▶ _Exercise requirements_: Copy each line of the records that holds the string "title".

▶ _Record excerpts_:

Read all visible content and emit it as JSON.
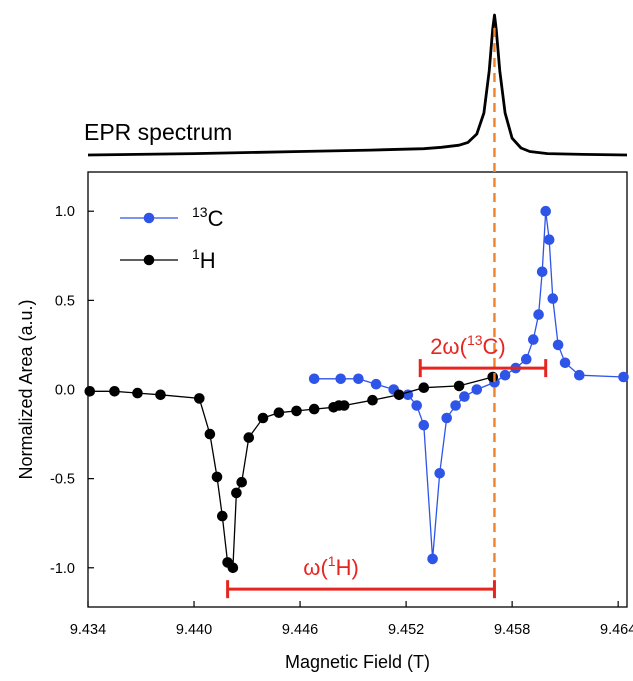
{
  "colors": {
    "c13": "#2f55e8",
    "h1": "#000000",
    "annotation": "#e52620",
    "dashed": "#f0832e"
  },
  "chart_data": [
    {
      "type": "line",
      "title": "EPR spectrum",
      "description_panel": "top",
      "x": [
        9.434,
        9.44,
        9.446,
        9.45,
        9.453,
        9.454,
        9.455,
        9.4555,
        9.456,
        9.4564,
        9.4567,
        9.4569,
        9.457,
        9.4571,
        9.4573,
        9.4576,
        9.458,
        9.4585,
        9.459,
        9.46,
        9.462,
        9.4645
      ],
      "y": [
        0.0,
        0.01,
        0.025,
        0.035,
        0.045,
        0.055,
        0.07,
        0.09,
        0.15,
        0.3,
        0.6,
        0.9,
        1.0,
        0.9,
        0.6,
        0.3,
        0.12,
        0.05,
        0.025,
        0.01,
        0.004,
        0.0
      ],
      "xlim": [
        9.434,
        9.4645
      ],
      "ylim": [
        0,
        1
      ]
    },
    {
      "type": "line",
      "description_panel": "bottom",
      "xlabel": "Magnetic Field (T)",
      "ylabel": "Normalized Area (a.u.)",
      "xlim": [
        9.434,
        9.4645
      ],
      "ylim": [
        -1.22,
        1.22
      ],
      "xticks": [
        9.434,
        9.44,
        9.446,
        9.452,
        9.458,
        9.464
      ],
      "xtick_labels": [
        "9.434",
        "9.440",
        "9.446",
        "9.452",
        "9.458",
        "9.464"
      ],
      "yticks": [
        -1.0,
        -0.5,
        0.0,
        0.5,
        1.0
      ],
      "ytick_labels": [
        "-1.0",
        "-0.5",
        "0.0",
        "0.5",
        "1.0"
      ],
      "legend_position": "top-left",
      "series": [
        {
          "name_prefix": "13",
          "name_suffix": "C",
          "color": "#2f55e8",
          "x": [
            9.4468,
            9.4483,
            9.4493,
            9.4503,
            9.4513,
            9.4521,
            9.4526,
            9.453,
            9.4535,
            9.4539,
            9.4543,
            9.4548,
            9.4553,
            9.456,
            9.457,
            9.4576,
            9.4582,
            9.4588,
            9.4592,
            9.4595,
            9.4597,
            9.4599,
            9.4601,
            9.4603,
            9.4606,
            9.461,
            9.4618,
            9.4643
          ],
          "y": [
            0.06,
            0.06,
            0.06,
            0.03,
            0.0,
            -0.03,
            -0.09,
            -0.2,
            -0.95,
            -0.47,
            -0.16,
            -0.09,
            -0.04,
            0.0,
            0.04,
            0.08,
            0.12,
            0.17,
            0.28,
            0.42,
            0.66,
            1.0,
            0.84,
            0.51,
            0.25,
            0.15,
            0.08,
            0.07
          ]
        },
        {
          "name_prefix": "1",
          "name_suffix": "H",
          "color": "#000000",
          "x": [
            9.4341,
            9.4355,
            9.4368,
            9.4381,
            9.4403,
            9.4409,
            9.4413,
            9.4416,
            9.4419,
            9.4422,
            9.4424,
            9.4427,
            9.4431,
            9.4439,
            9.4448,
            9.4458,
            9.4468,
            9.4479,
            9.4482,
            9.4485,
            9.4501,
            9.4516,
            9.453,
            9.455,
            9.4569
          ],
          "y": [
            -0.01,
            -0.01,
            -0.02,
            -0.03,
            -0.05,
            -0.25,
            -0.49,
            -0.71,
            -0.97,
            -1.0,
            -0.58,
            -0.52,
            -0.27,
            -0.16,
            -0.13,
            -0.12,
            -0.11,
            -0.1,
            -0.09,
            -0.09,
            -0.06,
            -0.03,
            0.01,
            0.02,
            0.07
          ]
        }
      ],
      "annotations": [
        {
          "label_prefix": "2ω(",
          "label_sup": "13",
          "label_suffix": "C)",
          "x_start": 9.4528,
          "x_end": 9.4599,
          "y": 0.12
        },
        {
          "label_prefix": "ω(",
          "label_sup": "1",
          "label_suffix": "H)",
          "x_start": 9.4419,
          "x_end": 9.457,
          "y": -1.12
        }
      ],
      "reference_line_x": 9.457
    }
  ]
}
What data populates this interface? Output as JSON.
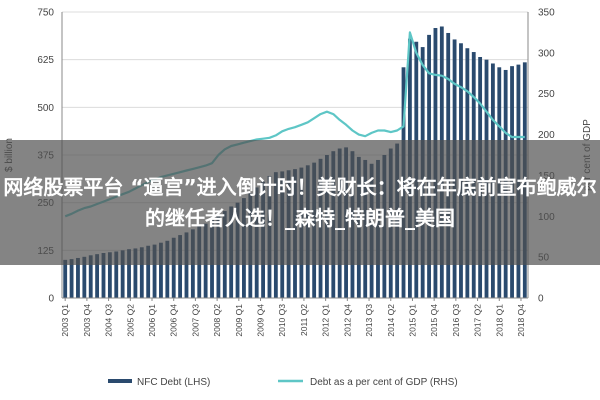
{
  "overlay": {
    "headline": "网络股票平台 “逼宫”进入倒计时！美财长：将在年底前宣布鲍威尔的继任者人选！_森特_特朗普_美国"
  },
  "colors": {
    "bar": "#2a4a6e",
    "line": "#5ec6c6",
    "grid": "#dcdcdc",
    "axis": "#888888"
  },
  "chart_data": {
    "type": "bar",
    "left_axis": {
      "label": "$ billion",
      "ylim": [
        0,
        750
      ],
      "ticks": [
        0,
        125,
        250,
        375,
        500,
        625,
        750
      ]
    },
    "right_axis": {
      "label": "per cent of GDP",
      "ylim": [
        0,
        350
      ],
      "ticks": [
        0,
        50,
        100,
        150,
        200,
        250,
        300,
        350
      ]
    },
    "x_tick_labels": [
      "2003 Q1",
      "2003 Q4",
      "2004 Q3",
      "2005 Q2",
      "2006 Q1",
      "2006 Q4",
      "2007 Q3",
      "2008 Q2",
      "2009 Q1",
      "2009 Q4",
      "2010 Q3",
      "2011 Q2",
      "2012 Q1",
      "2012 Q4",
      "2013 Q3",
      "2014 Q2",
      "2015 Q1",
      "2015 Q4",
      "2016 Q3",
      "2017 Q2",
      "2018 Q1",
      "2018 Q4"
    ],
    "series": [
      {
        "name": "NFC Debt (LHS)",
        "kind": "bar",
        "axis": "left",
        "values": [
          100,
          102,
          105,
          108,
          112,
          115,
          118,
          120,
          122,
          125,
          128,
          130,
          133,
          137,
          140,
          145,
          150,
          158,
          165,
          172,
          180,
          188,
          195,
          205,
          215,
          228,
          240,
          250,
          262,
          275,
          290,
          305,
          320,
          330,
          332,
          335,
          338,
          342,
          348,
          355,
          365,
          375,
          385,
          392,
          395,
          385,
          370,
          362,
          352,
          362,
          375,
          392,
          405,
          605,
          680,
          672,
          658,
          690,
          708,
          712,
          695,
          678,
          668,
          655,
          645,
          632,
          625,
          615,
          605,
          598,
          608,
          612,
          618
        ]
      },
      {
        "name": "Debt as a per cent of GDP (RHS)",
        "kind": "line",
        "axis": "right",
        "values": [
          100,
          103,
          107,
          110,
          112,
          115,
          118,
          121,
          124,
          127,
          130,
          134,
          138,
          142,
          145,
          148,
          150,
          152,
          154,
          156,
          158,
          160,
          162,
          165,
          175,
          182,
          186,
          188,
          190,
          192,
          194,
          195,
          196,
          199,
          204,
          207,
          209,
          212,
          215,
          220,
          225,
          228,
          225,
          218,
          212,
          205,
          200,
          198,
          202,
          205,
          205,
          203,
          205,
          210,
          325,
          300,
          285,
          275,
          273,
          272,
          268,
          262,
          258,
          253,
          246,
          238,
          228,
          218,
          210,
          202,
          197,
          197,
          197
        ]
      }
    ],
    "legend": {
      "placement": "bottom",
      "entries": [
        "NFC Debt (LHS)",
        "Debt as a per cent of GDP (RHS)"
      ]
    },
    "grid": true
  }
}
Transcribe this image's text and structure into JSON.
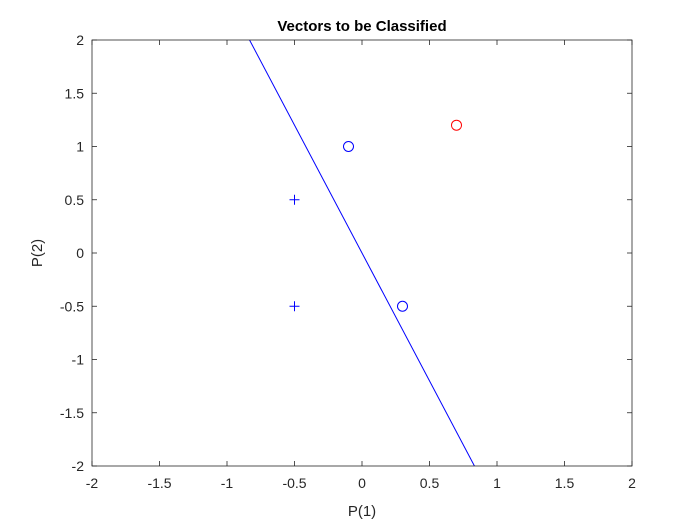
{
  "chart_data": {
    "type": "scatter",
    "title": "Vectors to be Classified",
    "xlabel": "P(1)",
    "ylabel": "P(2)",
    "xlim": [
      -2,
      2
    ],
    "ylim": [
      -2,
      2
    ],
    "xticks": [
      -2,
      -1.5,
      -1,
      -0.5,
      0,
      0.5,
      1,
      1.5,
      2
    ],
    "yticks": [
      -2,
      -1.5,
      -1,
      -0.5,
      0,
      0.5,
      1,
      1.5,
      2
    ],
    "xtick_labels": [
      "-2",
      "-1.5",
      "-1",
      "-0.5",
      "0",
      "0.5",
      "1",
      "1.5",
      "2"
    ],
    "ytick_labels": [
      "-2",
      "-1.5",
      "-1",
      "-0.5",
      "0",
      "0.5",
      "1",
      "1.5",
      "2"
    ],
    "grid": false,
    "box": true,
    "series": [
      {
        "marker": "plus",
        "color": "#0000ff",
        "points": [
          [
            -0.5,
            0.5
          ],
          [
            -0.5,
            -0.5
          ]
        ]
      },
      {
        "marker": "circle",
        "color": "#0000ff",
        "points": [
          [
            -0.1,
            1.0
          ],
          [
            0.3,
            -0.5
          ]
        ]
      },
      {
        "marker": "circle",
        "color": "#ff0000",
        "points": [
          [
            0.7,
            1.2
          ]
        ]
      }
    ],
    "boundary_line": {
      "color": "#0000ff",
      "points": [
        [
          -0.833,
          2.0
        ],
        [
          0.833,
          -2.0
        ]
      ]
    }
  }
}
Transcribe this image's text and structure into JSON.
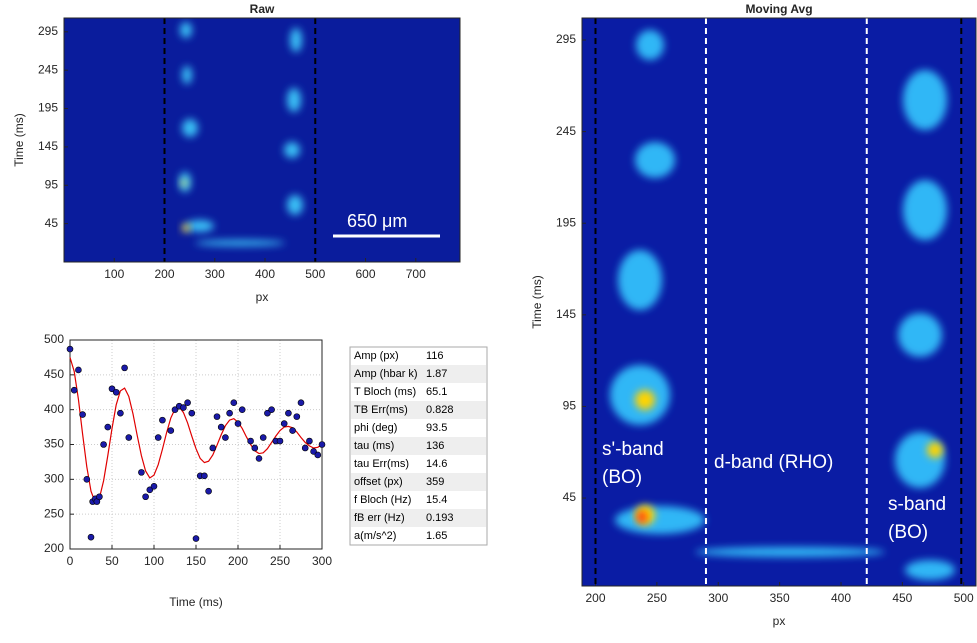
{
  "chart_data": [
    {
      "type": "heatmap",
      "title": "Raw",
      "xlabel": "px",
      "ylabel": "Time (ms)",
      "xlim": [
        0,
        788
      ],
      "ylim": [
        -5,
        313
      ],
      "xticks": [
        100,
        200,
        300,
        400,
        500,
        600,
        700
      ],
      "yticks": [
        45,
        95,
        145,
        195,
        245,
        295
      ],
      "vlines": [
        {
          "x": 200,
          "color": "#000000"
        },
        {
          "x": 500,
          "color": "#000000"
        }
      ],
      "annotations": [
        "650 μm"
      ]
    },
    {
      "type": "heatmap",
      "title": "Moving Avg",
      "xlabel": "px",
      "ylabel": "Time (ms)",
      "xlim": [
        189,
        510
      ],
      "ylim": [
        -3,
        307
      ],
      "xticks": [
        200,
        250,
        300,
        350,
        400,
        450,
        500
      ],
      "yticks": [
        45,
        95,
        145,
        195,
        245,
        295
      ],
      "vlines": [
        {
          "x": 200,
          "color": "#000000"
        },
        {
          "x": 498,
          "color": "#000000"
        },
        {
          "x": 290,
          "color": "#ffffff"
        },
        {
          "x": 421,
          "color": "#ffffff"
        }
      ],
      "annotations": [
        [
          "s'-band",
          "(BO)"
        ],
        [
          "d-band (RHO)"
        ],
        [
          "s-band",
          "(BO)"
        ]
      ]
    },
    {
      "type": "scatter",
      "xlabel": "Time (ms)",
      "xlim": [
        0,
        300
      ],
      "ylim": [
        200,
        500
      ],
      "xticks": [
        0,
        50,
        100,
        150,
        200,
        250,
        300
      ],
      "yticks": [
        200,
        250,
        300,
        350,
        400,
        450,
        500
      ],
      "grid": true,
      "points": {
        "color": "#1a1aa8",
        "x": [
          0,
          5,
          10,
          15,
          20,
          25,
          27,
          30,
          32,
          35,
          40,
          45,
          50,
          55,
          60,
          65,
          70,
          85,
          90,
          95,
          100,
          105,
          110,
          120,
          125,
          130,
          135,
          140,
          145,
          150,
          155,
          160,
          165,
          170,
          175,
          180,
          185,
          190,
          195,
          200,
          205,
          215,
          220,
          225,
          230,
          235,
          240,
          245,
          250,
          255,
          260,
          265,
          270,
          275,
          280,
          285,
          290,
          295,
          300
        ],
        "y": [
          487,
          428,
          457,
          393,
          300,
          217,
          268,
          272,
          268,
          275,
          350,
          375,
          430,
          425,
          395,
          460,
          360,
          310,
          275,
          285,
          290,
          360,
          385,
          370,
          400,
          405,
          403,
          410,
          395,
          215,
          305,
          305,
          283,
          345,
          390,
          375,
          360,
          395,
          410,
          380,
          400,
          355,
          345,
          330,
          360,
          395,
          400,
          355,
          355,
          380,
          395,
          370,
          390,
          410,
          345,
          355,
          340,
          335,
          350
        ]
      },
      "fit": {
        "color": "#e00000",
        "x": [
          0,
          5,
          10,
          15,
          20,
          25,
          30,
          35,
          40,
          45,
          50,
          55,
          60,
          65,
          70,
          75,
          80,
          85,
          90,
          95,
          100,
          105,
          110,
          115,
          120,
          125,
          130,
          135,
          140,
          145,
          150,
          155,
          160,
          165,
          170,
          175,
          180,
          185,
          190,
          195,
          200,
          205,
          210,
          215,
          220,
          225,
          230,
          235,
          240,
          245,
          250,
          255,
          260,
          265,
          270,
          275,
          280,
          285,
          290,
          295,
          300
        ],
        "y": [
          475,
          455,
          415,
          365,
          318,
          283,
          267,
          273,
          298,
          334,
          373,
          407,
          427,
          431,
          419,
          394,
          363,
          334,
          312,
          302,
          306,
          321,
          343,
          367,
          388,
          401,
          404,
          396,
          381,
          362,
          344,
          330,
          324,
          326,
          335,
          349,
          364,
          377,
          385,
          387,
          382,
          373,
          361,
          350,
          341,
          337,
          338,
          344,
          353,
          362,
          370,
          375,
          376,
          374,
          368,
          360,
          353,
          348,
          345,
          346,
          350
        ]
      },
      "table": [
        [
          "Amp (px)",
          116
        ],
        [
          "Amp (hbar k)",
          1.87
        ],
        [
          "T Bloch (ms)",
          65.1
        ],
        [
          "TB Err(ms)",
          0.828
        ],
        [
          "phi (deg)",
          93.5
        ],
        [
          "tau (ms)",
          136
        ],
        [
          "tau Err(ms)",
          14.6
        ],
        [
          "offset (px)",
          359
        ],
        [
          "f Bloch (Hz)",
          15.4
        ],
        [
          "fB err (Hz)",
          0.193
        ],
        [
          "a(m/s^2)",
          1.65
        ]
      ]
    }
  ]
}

▶ _Task solution_:
      "title": "EPR spectrum",
    "title": "Vectors to be Classified",
      "title": "Raw",
      "title": "Moving Avg",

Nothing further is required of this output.